### DO THIS
Set down each entry exactly as given; pictures should not appear in the copy.

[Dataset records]
⟨
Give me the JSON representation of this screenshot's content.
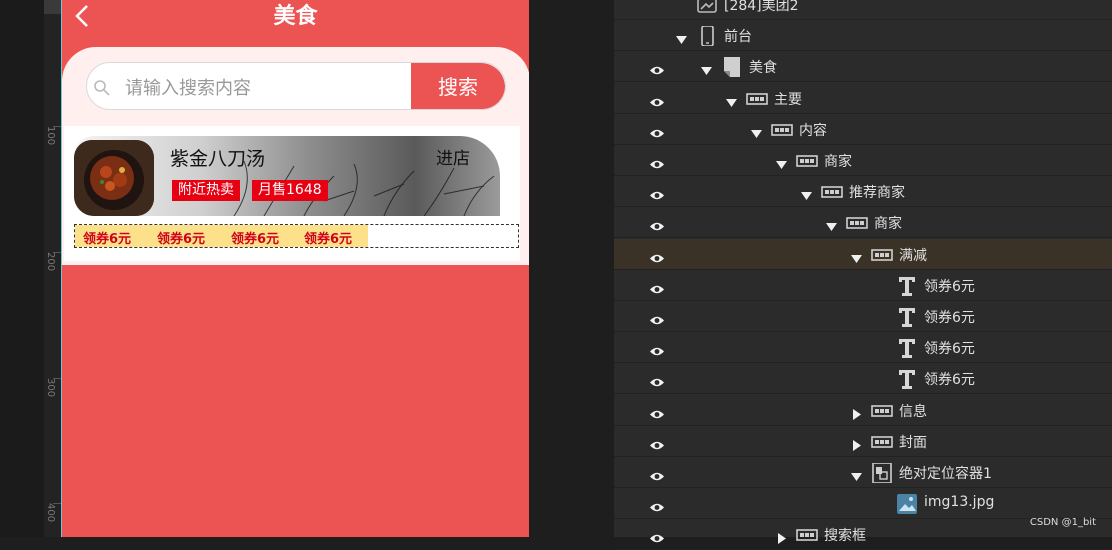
{
  "ruler": {
    "labels": [
      "100",
      "200",
      "300",
      "400"
    ]
  },
  "phone": {
    "title": "美食",
    "search": {
      "placeholder": "请输入搜索内容",
      "button": "搜索"
    },
    "shop": {
      "name": "紫金八刀汤",
      "enter": "进店",
      "tags": [
        "附近热卖",
        "月售1648"
      ],
      "coupons": [
        "领券6元",
        "领券6元",
        "领券6元",
        "领券6元"
      ]
    }
  },
  "tree": {
    "rows": [
      {
        "label": "[284]美团2",
        "icon": "project-icon",
        "indent": 0,
        "eye": false,
        "toggle": "none"
      },
      {
        "label": "前台",
        "icon": "phone-icon",
        "indent": 0,
        "eye": false,
        "toggle": "open"
      },
      {
        "label": "美食",
        "icon": "page-icon",
        "indent": 1,
        "eye": true,
        "toggle": "open"
      },
      {
        "label": "主要",
        "icon": "container-icon",
        "indent": 2,
        "eye": true,
        "toggle": "open"
      },
      {
        "label": "内容",
        "icon": "container-icon",
        "indent": 3,
        "eye": true,
        "toggle": "open"
      },
      {
        "label": "商家",
        "icon": "container-icon",
        "indent": 4,
        "eye": true,
        "toggle": "open"
      },
      {
        "label": "推荐商家",
        "icon": "container-icon",
        "indent": 5,
        "eye": true,
        "toggle": "open"
      },
      {
        "label": "商家",
        "icon": "container-icon",
        "indent": 6,
        "eye": true,
        "toggle": "open"
      },
      {
        "label": "满减",
        "icon": "container-icon",
        "indent": 7,
        "eye": true,
        "toggle": "open",
        "selected": true
      },
      {
        "label": "领券6元",
        "icon": "text-icon",
        "indent": 8,
        "eye": true,
        "toggle": "none"
      },
      {
        "label": "领券6元",
        "icon": "text-icon",
        "indent": 8,
        "eye": true,
        "toggle": "none"
      },
      {
        "label": "领券6元",
        "icon": "text-icon",
        "indent": 8,
        "eye": true,
        "toggle": "none"
      },
      {
        "label": "领券6元",
        "icon": "text-icon",
        "indent": 8,
        "eye": true,
        "toggle": "none"
      },
      {
        "label": "信息",
        "icon": "container-icon",
        "indent": 7,
        "eye": true,
        "toggle": "closed"
      },
      {
        "label": "封面",
        "icon": "container-icon",
        "indent": 7,
        "eye": true,
        "toggle": "closed"
      },
      {
        "label": "绝对定位容器1",
        "icon": "absolute-container-icon",
        "indent": 7,
        "eye": true,
        "toggle": "open"
      },
      {
        "label": "img13.jpg",
        "icon": "image-icon",
        "indent": 8,
        "eye": true,
        "toggle": "none"
      },
      {
        "label": "搜索框",
        "icon": "container-icon",
        "indent": 4,
        "eye": true,
        "toggle": "closed"
      }
    ]
  },
  "watermark": "CSDN @1_bit"
}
⟩
### RESULT OF THIS EXERCISE
Give me the JSON representation of this screenshot's content.
{
  "ruler": {
    "labels": [
      "100",
      "200",
      "300",
      "400"
    ]
  },
  "phone": {
    "title": "美食",
    "search": {
      "placeholder": "请输入搜索内容",
      "button": "搜索"
    },
    "shop": {
      "name": "紫金八刀汤",
      "enter": "进店",
      "tags": [
        "附近热卖",
        "月售1648"
      ],
      "coupons": [
        "领券6元",
        "领券6元",
        "领券6元",
        "领券6元"
      ]
    }
  },
  "tree": {
    "rows": [
      {
        "label": "[284]美团2",
        "icon": "project-icon",
        "indent": 0,
        "eye": false,
        "toggle": "none"
      },
      {
        "label": "前台",
        "icon": "phone-icon",
        "indent": 0,
        "eye": false,
        "toggle": "open"
      },
      {
        "label": "美食",
        "icon": "page-icon",
        "indent": 1,
        "eye": true,
        "toggle": "open"
      },
      {
        "label": "主要",
        "icon": "container-icon",
        "indent": 2,
        "eye": true,
        "toggle": "open"
      },
      {
        "label": "内容",
        "icon": "container-icon",
        "indent": 3,
        "eye": true,
        "toggle": "open"
      },
      {
        "label": "商家",
        "icon": "container-icon",
        "indent": 4,
        "eye": true,
        "toggle": "open"
      },
      {
        "label": "推荐商家",
        "icon": "container-icon",
        "indent": 5,
        "eye": true,
        "toggle": "open"
      },
      {
        "label": "商家",
        "icon": "container-icon",
        "indent": 6,
        "eye": true,
        "toggle": "open"
      },
      {
        "label": "满减",
        "icon": "container-icon",
        "indent": 7,
        "eye": true,
        "toggle": "open",
        "selected": true
      },
      {
        "label": "领券6元",
        "icon": "text-icon",
        "indent": 8,
        "eye": true,
        "toggle": "none"
      },
      {
        "label": "领券6元",
        "icon": "text-icon",
        "indent": 8,
        "eye": true,
        "toggle": "none"
      },
      {
        "label": "领券6元",
        "icon": "text-icon",
        "indent": 8,
        "eye": true,
        "toggle": "none"
      },
      {
        "label": "领券6元",
        "icon": "text-icon",
        "indent": 8,
        "eye": true,
        "toggle": "none"
      },
      {
        "label": "信息",
        "icon": "container-icon",
        "indent": 7,
        "eye": true,
        "toggle": "closed"
      },
      {
        "label": "封面",
        "icon": "container-icon",
        "indent": 7,
        "eye": true,
        "toggle": "closed"
      },
      {
        "label": "绝对定位容器1",
        "icon": "absolute-container-icon",
        "indent": 7,
        "eye": true,
        "toggle": "open"
      },
      {
        "label": "img13.jpg",
        "icon": "image-icon",
        "indent": 8,
        "eye": true,
        "toggle": "none"
      },
      {
        "label": "搜索框",
        "icon": "container-icon",
        "indent": 4,
        "eye": true,
        "toggle": "closed"
      }
    ]
  },
  "watermark": "CSDN @1_bit"
}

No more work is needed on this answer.